-- Written exercise --
Work through the material below and count the lines holding the word "name"; give that count and nothing more.
-- start of Information supplied --
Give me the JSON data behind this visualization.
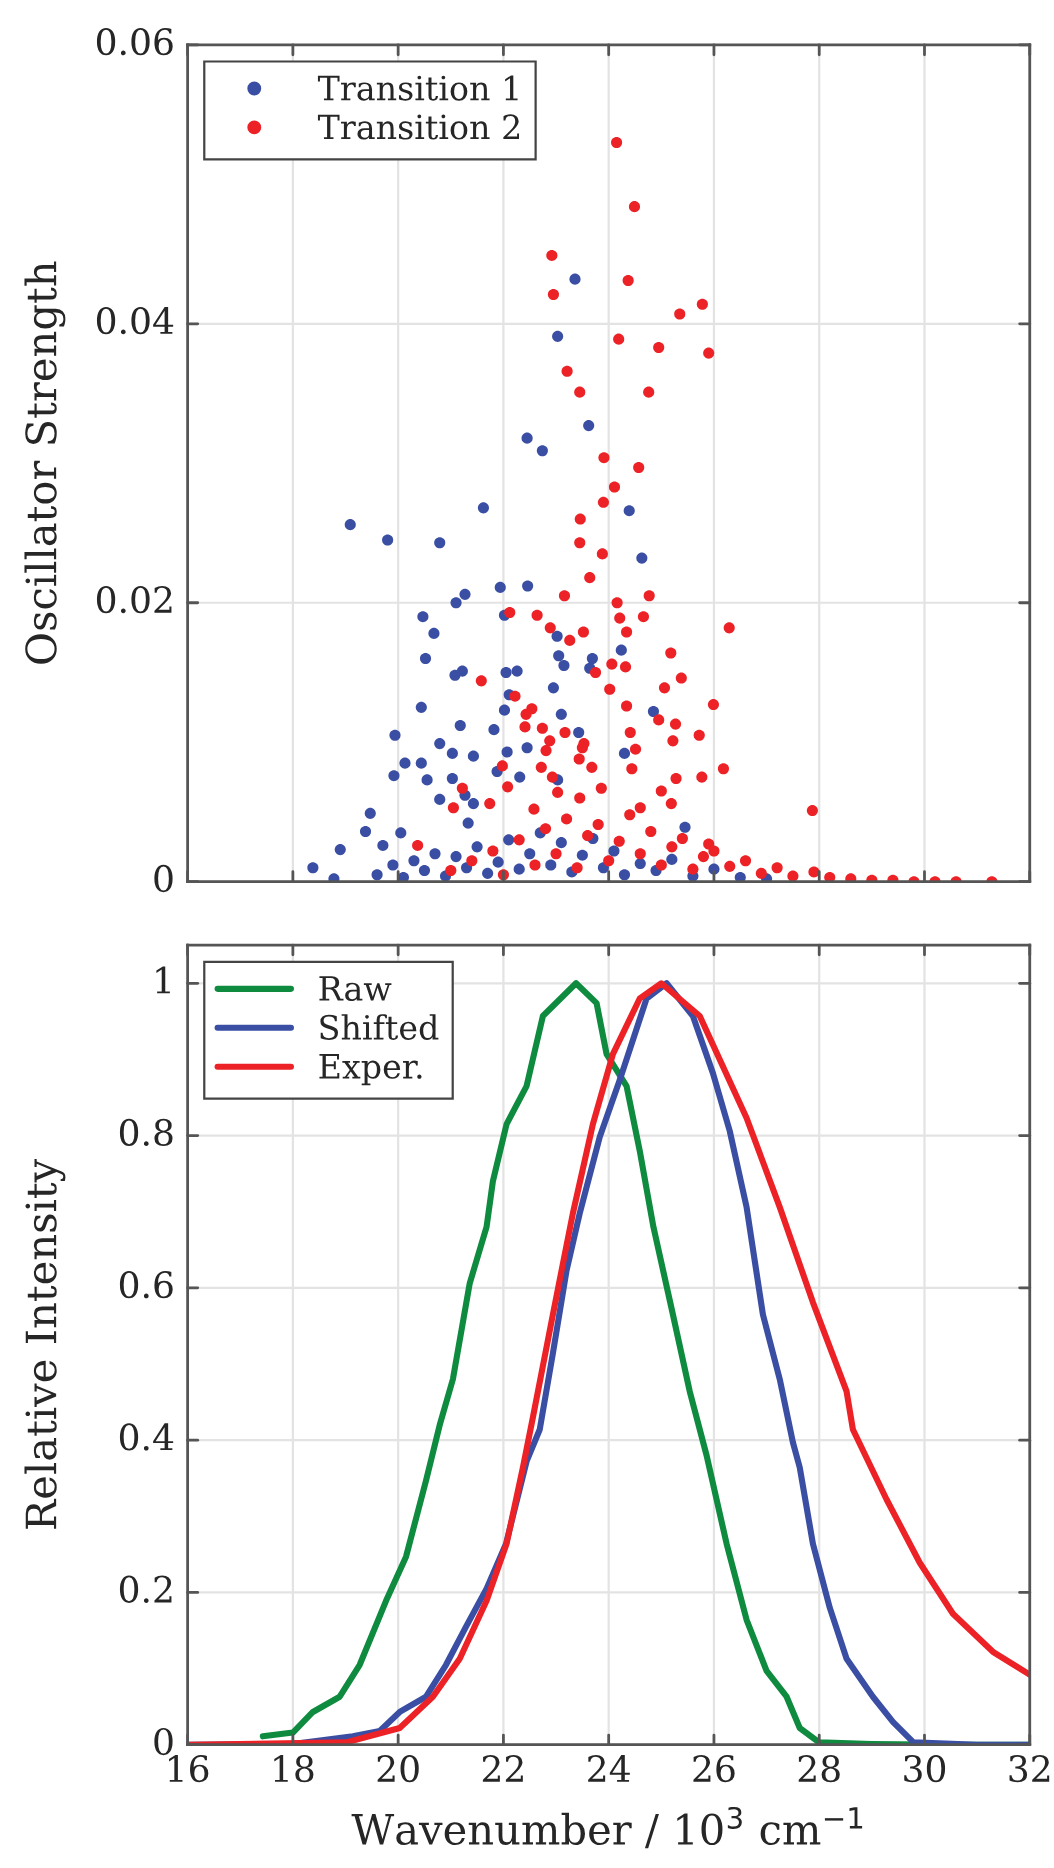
{
  "chart_data": [
    {
      "type": "scatter",
      "ylabel": "Oscillator Strength",
      "xlim": [
        16,
        32
      ],
      "xticks": [
        16,
        18,
        20,
        22,
        24,
        26,
        28,
        30,
        32
      ],
      "ylim": [
        0,
        0.06
      ],
      "yticks": [
        0,
        0.02,
        0.04,
        0.06
      ],
      "tick_labels": "y",
      "grid": true,
      "legend": "top left",
      "marker": "circle",
      "series": [
        {
          "name": "Transition 1",
          "color": "#3a4fa3",
          "x": [
            23.36,
            23.03,
            23.62,
            22.45,
            22.74,
            19.09,
            19.8,
            20.79,
            21.62,
            24.39,
            24.63,
            22.46,
            21.94,
            21.27,
            21.1,
            20.47,
            22.02,
            20.68,
            23.02,
            24.24,
            20.52,
            23.05,
            23.15,
            23.69,
            23.64,
            21.08,
            21.22,
            22.05,
            22.26,
            22.95,
            22.11,
            20.44,
            22.02,
            24.85,
            23.1,
            19.94,
            21.18,
            21.82,
            23.43,
            20.79,
            21.03,
            21.43,
            22.07,
            22.45,
            24.3,
            20.13,
            20.44,
            21.88,
            19.92,
            20.55,
            21.03,
            22.31,
            21.27,
            23.03,
            20.79,
            19.47,
            21.43,
            21.33,
            19.38,
            20.05,
            25.45,
            18.9,
            19.71,
            18.38,
            18.78,
            19.6,
            19.9,
            20.1,
            20.3,
            20.5,
            20.7,
            20.9,
            21.1,
            21.3,
            21.5,
            21.7,
            21.9,
            22.1,
            22.3,
            22.5,
            22.7,
            22.9,
            23.1,
            23.3,
            23.5,
            23.7,
            23.9,
            24.1,
            24.3,
            24.6,
            24.9,
            25.2,
            25.6,
            26.0,
            26.5,
            27.0
          ],
          "values": [
            0.0432,
            0.0391,
            0.0327,
            0.0318,
            0.0309,
            0.0256,
            0.0245,
            0.0243,
            0.0268,
            0.0266,
            0.0232,
            0.0212,
            0.0211,
            0.0206,
            0.02,
            0.019,
            0.0191,
            0.0178,
            0.0176,
            0.0166,
            0.016,
            0.0162,
            0.0155,
            0.016,
            0.0153,
            0.0148,
            0.0151,
            0.015,
            0.0151,
            0.0139,
            0.0134,
            0.0125,
            0.0123,
            0.0122,
            0.012,
            0.0105,
            0.0112,
            0.0109,
            0.0107,
            0.0099,
            0.0092,
            0.009,
            0.0093,
            0.0096,
            0.0092,
            0.0085,
            0.0085,
            0.0079,
            0.0076,
            0.0073,
            0.0074,
            0.0075,
            0.0062,
            0.0073,
            0.0059,
            0.0049,
            0.0056,
            0.0042,
            0.0036,
            0.0035,
            0.0039,
            0.0023,
            0.0026,
            0.001,
            0.0002,
            0.0005,
            0.0012,
            0.0003,
            0.0015,
            0.0008,
            0.002,
            0.0004,
            0.0018,
            0.001,
            0.0025,
            0.0006,
            0.0014,
            0.003,
            0.0009,
            0.002,
            0.0035,
            0.0012,
            0.0028,
            0.0007,
            0.0019,
            0.0031,
            0.001,
            0.0022,
            0.0005,
            0.0013,
            0.0008,
            0.0016,
            0.0004,
            0.0009,
            0.0003,
            0.0002
          ]
        },
        {
          "name": "Transition 2",
          "color": "#ec2227",
          "x": [
            24.15,
            24.49,
            22.92,
            24.37,
            22.95,
            25.78,
            25.35,
            24.19,
            24.95,
            25.9,
            23.21,
            23.45,
            24.76,
            23.91,
            24.57,
            24.11,
            23.9,
            23.46,
            23.45,
            23.88,
            23.64,
            23.16,
            24.77,
            24.16,
            22.12,
            22.64,
            24.21,
            24.66,
            26.29,
            22.89,
            23.26,
            23.52,
            24.34,
            23.75,
            24.06,
            24.32,
            25.18,
            21.58,
            25.38,
            25.06,
            24.02,
            22.22,
            25.99,
            24.34,
            22.54,
            22.43,
            24.95,
            25.27,
            22.41,
            22.74,
            23.17,
            24.41,
            25.72,
            25.22,
            22.88,
            23.53,
            22.81,
            23.5,
            24.51,
            23.44,
            21.98,
            22.72,
            23.68,
            24.44,
            26.18,
            22.93,
            25.28,
            25.77,
            21.22,
            22.08,
            23.86,
            25.0,
            23.03,
            23.45,
            25.19,
            21.05,
            21.74,
            22.58,
            24.6,
            27.87,
            20.37,
            25.9,
            21.0,
            21.4,
            21.8,
            22.0,
            22.3,
            22.6,
            22.8,
            23.0,
            23.2,
            23.4,
            23.6,
            23.8,
            24.0,
            24.2,
            24.4,
            24.6,
            24.8,
            25.0,
            25.2,
            25.4,
            25.6,
            25.8,
            26.0,
            26.3,
            26.6,
            26.9,
            27.2,
            27.5,
            27.9,
            28.2,
            28.6,
            29.0,
            29.4,
            29.8,
            30.2,
            30.6,
            31.28
          ],
          "values": [
            0.053,
            0.0484,
            0.0449,
            0.0431,
            0.0421,
            0.0414,
            0.0407,
            0.0389,
            0.0383,
            0.0379,
            0.0366,
            0.0351,
            0.0351,
            0.0304,
            0.0297,
            0.0283,
            0.0272,
            0.026,
            0.0243,
            0.0235,
            0.0218,
            0.0205,
            0.0205,
            0.02,
            0.0193,
            0.0191,
            0.0189,
            0.019,
            0.0182,
            0.0182,
            0.0173,
            0.0179,
            0.0179,
            0.015,
            0.0156,
            0.0154,
            0.0164,
            0.0144,
            0.0146,
            0.0139,
            0.0138,
            0.0133,
            0.0127,
            0.0126,
            0.0124,
            0.012,
            0.0116,
            0.0113,
            0.0111,
            0.011,
            0.0107,
            0.0107,
            0.0105,
            0.0101,
            0.0101,
            0.0099,
            0.0094,
            0.0096,
            0.0095,
            0.0088,
            0.0083,
            0.0082,
            0.0082,
            0.0081,
            0.0081,
            0.0075,
            0.0074,
            0.0075,
            0.0067,
            0.0068,
            0.0067,
            0.0065,
            0.0064,
            0.006,
            0.0056,
            0.0053,
            0.0056,
            0.0052,
            0.0053,
            0.0051,
            0.0026,
            0.0027,
            0.0008,
            0.0015,
            0.0022,
            0.0005,
            0.003,
            0.0012,
            0.0038,
            0.002,
            0.0045,
            0.001,
            0.0033,
            0.0041,
            0.0015,
            0.0029,
            0.0048,
            0.002,
            0.0036,
            0.0012,
            0.0025,
            0.0031,
            0.0009,
            0.0018,
            0.0022,
            0.0011,
            0.0015,
            0.0006,
            0.001,
            0.0004,
            0.0007,
            0.0003,
            0.0002,
            0.0001,
            0.0001,
            0,
            0,
            0,
            0
          ]
        }
      ]
    },
    {
      "type": "line",
      "xlabel": "Wavenumber / 10$^{3}$ cm$^{−1}$",
      "ylabel": "Relative Intensity",
      "xlim": [
        16,
        32
      ],
      "xticks": [
        16,
        18,
        20,
        22,
        24,
        26,
        28,
        30,
        32
      ],
      "ylim": [
        0,
        1.05
      ],
      "yticks": [
        0,
        0.2,
        0.4,
        0.6,
        0.8,
        1
      ],
      "grid": true,
      "legend": "top left",
      "line_style": "solid",
      "series": [
        {
          "name": "Raw",
          "color": "#0f8b3f",
          "x": [
            17.43,
            18.0,
            18.38,
            18.89,
            19.27,
            19.77,
            20.15,
            20.53,
            20.79,
            21.04,
            21.36,
            21.68,
            21.8,
            22.06,
            22.44,
            22.75,
            23.38,
            23.77,
            23.96,
            24.34,
            24.59,
            24.85,
            25.22,
            25.54,
            25.86,
            26.24,
            26.62,
            27.0,
            27.38,
            27.63,
            28.0,
            29.0,
            30.5,
            32
          ],
          "values": [
            0.011,
            0.016,
            0.043,
            0.063,
            0.105,
            0.189,
            0.247,
            0.347,
            0.42,
            0.48,
            0.606,
            0.68,
            0.74,
            0.815,
            0.865,
            0.957,
            1.0,
            0.974,
            0.907,
            0.865,
            0.78,
            0.68,
            0.565,
            0.464,
            0.38,
            0.264,
            0.164,
            0.097,
            0.063,
            0.022,
            0.003,
            0.001,
            0,
            0
          ]
        },
        {
          "name": "Shifted",
          "color": "#3a4fa3",
          "x": [
            16,
            18,
            19.14,
            19.65,
            20.03,
            20.53,
            20.91,
            21.29,
            21.68,
            22.05,
            22.44,
            22.69,
            22.94,
            23.2,
            23.45,
            23.83,
            24.21,
            24.72,
            25.1,
            25.6,
            25.98,
            26.3,
            26.62,
            26.93,
            27.25,
            27.5,
            27.63,
            27.88,
            28.2,
            28.52,
            29.02,
            29.4,
            29.79,
            31,
            32
          ],
          "values": [
            0,
            0.001,
            0.011,
            0.018,
            0.043,
            0.063,
            0.105,
            0.155,
            0.205,
            0.264,
            0.372,
            0.414,
            0.514,
            0.623,
            0.698,
            0.798,
            0.873,
            0.98,
            1.0,
            0.957,
            0.882,
            0.806,
            0.706,
            0.565,
            0.48,
            0.397,
            0.364,
            0.264,
            0.18,
            0.113,
            0.063,
            0.03,
            0.003,
            0,
            0
          ]
        },
        {
          "name": "Exper.",
          "color": "#ec2227",
          "x": [
            16,
            19.01,
            20.03,
            20.66,
            21.17,
            21.68,
            22.06,
            22.37,
            22.56,
            22.94,
            23.32,
            23.7,
            24.08,
            24.59,
            25.0,
            25.73,
            26.62,
            27.25,
            27.88,
            28.52,
            28.64,
            29.28,
            29.91,
            30.54,
            31.3,
            32
          ],
          "values": [
            0,
            0.003,
            0.022,
            0.063,
            0.113,
            0.189,
            0.264,
            0.364,
            0.43,
            0.565,
            0.698,
            0.815,
            0.907,
            0.98,
            1.0,
            0.957,
            0.823,
            0.706,
            0.581,
            0.464,
            0.414,
            0.322,
            0.239,
            0.172,
            0.122,
            0.092
          ]
        }
      ]
    }
  ]
}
-- end of Information supplied --
-- Response to this task --
5